▼

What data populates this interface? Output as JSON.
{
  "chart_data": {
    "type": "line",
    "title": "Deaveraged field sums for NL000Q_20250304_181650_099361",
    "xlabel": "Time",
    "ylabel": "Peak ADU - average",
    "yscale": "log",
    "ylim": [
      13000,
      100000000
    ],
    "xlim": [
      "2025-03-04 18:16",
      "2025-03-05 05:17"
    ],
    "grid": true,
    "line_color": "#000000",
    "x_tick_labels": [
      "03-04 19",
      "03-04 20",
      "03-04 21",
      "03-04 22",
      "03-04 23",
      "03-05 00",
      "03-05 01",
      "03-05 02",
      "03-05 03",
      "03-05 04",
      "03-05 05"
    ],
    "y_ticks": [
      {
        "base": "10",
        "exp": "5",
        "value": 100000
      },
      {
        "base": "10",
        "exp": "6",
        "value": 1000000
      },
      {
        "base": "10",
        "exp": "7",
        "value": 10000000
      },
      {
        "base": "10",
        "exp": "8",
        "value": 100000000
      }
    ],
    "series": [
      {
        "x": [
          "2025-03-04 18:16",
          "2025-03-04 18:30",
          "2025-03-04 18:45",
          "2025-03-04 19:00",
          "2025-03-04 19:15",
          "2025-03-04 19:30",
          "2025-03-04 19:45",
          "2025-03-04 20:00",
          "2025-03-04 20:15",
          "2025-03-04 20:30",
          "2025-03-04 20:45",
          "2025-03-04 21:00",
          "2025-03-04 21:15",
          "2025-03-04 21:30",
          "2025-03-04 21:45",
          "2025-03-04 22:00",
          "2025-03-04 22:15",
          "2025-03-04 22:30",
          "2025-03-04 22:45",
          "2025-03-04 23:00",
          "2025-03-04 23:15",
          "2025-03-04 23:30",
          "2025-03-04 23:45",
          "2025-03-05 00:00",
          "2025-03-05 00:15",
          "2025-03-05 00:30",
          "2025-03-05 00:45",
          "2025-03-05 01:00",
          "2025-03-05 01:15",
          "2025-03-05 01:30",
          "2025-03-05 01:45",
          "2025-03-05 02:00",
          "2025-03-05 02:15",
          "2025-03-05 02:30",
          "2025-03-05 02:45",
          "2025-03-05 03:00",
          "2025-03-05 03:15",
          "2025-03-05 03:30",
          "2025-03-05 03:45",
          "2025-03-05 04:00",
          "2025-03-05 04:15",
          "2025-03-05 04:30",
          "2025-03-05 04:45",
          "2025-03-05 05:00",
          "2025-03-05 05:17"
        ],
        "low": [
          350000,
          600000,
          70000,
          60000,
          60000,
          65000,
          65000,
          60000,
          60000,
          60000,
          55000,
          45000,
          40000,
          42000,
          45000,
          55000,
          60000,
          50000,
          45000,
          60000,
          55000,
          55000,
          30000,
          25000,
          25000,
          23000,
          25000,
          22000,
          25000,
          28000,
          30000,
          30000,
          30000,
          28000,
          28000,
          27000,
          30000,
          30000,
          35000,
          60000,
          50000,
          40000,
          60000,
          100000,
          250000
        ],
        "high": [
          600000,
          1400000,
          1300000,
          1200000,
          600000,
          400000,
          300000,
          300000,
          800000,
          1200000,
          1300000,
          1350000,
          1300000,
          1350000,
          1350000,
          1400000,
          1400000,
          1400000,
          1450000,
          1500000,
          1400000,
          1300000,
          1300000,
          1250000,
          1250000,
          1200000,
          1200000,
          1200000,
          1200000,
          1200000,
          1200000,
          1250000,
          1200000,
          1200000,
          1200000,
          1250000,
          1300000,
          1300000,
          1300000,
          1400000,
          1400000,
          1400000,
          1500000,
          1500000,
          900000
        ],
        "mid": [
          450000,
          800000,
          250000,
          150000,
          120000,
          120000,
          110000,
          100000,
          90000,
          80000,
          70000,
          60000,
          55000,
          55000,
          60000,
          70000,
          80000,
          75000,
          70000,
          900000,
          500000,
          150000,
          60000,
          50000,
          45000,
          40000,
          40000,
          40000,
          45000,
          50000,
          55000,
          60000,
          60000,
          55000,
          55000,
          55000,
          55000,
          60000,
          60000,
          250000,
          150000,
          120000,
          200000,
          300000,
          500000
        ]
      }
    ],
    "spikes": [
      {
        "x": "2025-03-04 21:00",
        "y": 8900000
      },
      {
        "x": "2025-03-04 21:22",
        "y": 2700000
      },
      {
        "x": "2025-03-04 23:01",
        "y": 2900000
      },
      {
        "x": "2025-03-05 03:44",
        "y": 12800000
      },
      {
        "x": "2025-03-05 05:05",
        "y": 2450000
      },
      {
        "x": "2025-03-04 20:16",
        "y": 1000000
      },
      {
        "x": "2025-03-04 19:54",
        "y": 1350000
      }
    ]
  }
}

▲

Each line of the material above needs to be quoted exactly, please.

§ Answer to this exercise
What data populates this interface? Output as JSON.
{
  "chart_data": {
    "type": "line",
    "title": "Deaveraged field sums for NL000Q_20250304_181650_099361",
    "xlabel": "Time",
    "ylabel": "Peak ADU - average",
    "yscale": "log",
    "ylim": [
      13000,
      100000000
    ],
    "xlim": [
      "2025-03-04 18:16",
      "2025-03-05 05:17"
    ],
    "grid": true,
    "line_color": "#000000",
    "x_tick_labels": [
      "03-04 19",
      "03-04 20",
      "03-04 21",
      "03-04 22",
      "03-04 23",
      "03-05 00",
      "03-05 01",
      "03-05 02",
      "03-05 03",
      "03-05 04",
      "03-05 05"
    ],
    "y_ticks": [
      {
        "base": "10",
        "exp": "5",
        "value": 100000
      },
      {
        "base": "10",
        "exp": "6",
        "value": 1000000
      },
      {
        "base": "10",
        "exp": "7",
        "value": 10000000
      },
      {
        "base": "10",
        "exp": "8",
        "value": 100000000
      }
    ],
    "series": [
      {
        "x": [
          "2025-03-04 18:16",
          "2025-03-04 18:30",
          "2025-03-04 18:45",
          "2025-03-04 19:00",
          "2025-03-04 19:15",
          "2025-03-04 19:30",
          "2025-03-04 19:45",
          "2025-03-04 20:00",
          "2025-03-04 20:15",
          "2025-03-04 20:30",
          "2025-03-04 20:45",
          "2025-03-04 21:00",
          "2025-03-04 21:15",
          "2025-03-04 21:30",
          "2025-03-04 21:45",
          "2025-03-04 22:00",
          "2025-03-04 22:15",
          "2025-03-04 22:30",
          "2025-03-04 22:45",
          "2025-03-04 23:00",
          "2025-03-04 23:15",
          "2025-03-04 23:30",
          "2025-03-04 23:45",
          "2025-03-05 00:00",
          "2025-03-05 00:15",
          "2025-03-05 00:30",
          "2025-03-05 00:45",
          "2025-03-05 01:00",
          "2025-03-05 01:15",
          "2025-03-05 01:30",
          "2025-03-05 01:45",
          "2025-03-05 02:00",
          "2025-03-05 02:15",
          "2025-03-05 02:30",
          "2025-03-05 02:45",
          "2025-03-05 03:00",
          "2025-03-05 03:15",
          "2025-03-05 03:30",
          "2025-03-05 03:45",
          "2025-03-05 04:00",
          "2025-03-05 04:15",
          "2025-03-05 04:30",
          "2025-03-05 04:45",
          "2025-03-05 05:00",
          "2025-03-05 05:17"
        ],
        "low": [
          350000,
          600000,
          70000,
          60000,
          60000,
          65000,
          65000,
          60000,
          60000,
          60000,
          55000,
          45000,
          40000,
          42000,
          45000,
          55000,
          60000,
          50000,
          45000,
          60000,
          55000,
          55000,
          30000,
          25000,
          25000,
          23000,
          25000,
          22000,
          25000,
          28000,
          30000,
          30000,
          30000,
          28000,
          28000,
          27000,
          30000,
          30000,
          35000,
          60000,
          50000,
          40000,
          60000,
          100000,
          250000
        ],
        "high": [
          600000,
          1400000,
          1300000,
          1200000,
          600000,
          400000,
          300000,
          300000,
          800000,
          1200000,
          1300000,
          1350000,
          1300000,
          1350000,
          1350000,
          1400000,
          1400000,
          1400000,
          1450000,
          1500000,
          1400000,
          1300000,
          1300000,
          1250000,
          1250000,
          1200000,
          1200000,
          1200000,
          1200000,
          1200000,
          1200000,
          1250000,
          1200000,
          1200000,
          1200000,
          1250000,
          1300000,
          1300000,
          1300000,
          1400000,
          1400000,
          1400000,
          1500000,
          1500000,
          900000
        ],
        "mid": [
          450000,
          800000,
          250000,
          150000,
          120000,
          120000,
          110000,
          100000,
          90000,
          80000,
          70000,
          60000,
          55000,
          55000,
          60000,
          70000,
          80000,
          75000,
          70000,
          900000,
          500000,
          150000,
          60000,
          50000,
          45000,
          40000,
          40000,
          40000,
          45000,
          50000,
          55000,
          60000,
          60000,
          55000,
          55000,
          55000,
          55000,
          60000,
          60000,
          250000,
          150000,
          120000,
          200000,
          300000,
          500000
        ]
      }
    ],
    "spikes": [
      {
        "x": "2025-03-04 21:00",
        "y": 8900000
      },
      {
        "x": "2025-03-04 21:22",
        "y": 2700000
      },
      {
        "x": "2025-03-04 23:01",
        "y": 2900000
      },
      {
        "x": "2025-03-05 03:44",
        "y": 12800000
      },
      {
        "x": "2025-03-05 05:05",
        "y": 2450000
      },
      {
        "x": "2025-03-04 20:16",
        "y": 1000000
      },
      {
        "x": "2025-03-04 19:54",
        "y": 1350000
      }
    ]
  }
}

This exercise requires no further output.